#### Task description
Find how many lines contain "page" and state only that number.

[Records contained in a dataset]
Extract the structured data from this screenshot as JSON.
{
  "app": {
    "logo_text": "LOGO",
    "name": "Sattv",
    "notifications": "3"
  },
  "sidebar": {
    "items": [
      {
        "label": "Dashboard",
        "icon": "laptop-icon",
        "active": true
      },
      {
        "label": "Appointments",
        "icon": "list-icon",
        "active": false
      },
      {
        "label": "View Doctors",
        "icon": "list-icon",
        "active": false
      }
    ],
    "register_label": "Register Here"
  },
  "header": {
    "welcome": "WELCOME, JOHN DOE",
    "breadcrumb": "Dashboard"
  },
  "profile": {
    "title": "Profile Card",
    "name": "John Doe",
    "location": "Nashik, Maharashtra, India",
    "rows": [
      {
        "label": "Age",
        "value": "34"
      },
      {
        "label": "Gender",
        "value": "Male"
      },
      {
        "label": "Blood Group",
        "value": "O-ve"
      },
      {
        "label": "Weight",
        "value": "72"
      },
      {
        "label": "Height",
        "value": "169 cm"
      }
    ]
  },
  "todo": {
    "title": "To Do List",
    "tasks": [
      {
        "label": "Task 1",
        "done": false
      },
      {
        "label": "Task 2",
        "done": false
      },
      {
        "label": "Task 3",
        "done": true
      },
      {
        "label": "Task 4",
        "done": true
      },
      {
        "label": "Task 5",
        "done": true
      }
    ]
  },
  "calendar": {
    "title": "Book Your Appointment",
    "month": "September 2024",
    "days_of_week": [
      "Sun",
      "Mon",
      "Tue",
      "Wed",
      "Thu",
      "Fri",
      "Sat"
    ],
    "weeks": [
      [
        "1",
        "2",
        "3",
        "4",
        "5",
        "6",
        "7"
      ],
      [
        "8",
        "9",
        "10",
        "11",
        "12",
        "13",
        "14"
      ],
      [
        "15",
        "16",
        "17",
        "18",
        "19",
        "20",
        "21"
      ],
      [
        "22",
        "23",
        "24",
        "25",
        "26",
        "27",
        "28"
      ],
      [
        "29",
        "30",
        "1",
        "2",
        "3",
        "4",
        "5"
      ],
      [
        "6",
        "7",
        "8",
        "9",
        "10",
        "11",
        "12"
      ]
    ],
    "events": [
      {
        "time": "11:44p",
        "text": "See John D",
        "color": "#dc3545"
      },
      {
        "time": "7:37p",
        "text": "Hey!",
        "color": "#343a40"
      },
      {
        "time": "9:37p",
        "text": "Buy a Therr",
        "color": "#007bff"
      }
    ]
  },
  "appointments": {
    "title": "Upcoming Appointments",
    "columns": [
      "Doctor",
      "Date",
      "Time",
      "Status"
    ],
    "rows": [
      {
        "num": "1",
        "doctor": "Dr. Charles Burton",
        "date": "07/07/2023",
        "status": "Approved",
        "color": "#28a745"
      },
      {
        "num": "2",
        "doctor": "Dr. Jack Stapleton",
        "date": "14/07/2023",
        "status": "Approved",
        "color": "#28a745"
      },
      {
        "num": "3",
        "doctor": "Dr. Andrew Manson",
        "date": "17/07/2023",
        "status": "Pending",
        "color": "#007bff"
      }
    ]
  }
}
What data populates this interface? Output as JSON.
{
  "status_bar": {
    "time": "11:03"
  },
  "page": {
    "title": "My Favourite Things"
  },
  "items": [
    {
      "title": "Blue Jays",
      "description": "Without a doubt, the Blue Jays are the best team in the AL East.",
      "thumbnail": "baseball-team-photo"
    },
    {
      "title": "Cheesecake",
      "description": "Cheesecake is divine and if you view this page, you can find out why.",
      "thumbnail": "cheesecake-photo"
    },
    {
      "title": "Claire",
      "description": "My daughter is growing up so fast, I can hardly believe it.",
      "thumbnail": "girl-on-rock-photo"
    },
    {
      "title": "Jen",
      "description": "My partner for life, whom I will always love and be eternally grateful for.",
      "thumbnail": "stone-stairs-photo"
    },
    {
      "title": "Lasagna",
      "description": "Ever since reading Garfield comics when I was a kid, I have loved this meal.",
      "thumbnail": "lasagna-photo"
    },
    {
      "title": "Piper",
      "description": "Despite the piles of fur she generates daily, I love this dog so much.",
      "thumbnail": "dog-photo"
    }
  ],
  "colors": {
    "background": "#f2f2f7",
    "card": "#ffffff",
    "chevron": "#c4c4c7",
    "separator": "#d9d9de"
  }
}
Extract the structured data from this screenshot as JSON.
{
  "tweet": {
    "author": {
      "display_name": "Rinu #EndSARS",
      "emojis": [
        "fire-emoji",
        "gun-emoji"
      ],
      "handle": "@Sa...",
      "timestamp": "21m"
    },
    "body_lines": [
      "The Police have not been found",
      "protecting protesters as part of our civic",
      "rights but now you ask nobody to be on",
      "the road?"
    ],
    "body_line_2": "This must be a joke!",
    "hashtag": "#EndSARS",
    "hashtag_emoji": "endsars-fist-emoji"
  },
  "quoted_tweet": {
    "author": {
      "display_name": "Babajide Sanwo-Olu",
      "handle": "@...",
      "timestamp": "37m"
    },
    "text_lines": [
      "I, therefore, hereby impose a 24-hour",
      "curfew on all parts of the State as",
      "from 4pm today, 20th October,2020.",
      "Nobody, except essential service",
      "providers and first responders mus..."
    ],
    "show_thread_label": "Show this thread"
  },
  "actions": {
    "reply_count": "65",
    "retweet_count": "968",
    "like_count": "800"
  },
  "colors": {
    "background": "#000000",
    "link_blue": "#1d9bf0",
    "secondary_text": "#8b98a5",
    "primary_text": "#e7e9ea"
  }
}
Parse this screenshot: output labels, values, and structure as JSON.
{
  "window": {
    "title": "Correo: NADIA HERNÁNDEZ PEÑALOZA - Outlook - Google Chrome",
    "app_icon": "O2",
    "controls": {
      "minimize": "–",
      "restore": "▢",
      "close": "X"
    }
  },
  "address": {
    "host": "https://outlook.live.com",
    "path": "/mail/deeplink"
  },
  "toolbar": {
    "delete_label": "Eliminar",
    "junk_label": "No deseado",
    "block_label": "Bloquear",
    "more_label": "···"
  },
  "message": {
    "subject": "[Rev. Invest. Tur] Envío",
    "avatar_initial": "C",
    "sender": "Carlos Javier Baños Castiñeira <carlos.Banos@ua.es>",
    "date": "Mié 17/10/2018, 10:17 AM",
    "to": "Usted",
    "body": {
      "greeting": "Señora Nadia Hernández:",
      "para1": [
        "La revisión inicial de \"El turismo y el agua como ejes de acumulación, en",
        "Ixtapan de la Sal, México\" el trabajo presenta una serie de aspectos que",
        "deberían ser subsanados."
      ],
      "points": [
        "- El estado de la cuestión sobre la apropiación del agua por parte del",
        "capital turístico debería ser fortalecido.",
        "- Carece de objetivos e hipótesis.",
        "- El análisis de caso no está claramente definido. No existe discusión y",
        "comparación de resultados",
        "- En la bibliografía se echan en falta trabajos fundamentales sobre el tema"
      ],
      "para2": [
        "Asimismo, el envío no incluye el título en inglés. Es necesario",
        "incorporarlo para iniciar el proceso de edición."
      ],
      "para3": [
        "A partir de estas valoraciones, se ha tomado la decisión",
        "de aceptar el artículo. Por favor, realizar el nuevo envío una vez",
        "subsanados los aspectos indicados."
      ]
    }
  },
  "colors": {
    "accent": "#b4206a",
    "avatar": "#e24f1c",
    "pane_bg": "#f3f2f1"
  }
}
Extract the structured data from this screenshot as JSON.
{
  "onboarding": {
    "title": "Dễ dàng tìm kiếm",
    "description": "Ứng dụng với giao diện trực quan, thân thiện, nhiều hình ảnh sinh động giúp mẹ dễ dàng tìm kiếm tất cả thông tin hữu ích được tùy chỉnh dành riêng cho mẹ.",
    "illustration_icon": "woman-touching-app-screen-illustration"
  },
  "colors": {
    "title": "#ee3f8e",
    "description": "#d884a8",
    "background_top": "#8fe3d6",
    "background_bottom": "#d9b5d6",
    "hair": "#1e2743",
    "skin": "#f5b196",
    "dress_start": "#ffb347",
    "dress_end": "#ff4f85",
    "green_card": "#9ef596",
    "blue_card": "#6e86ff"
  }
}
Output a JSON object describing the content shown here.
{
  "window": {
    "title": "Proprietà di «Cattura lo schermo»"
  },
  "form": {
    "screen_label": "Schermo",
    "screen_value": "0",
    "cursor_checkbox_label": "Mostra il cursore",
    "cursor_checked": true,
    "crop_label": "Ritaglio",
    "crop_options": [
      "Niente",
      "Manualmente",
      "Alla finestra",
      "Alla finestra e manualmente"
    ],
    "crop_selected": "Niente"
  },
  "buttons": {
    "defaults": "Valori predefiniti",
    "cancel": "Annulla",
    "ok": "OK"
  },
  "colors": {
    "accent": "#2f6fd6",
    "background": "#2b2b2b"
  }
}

#### Completed task
2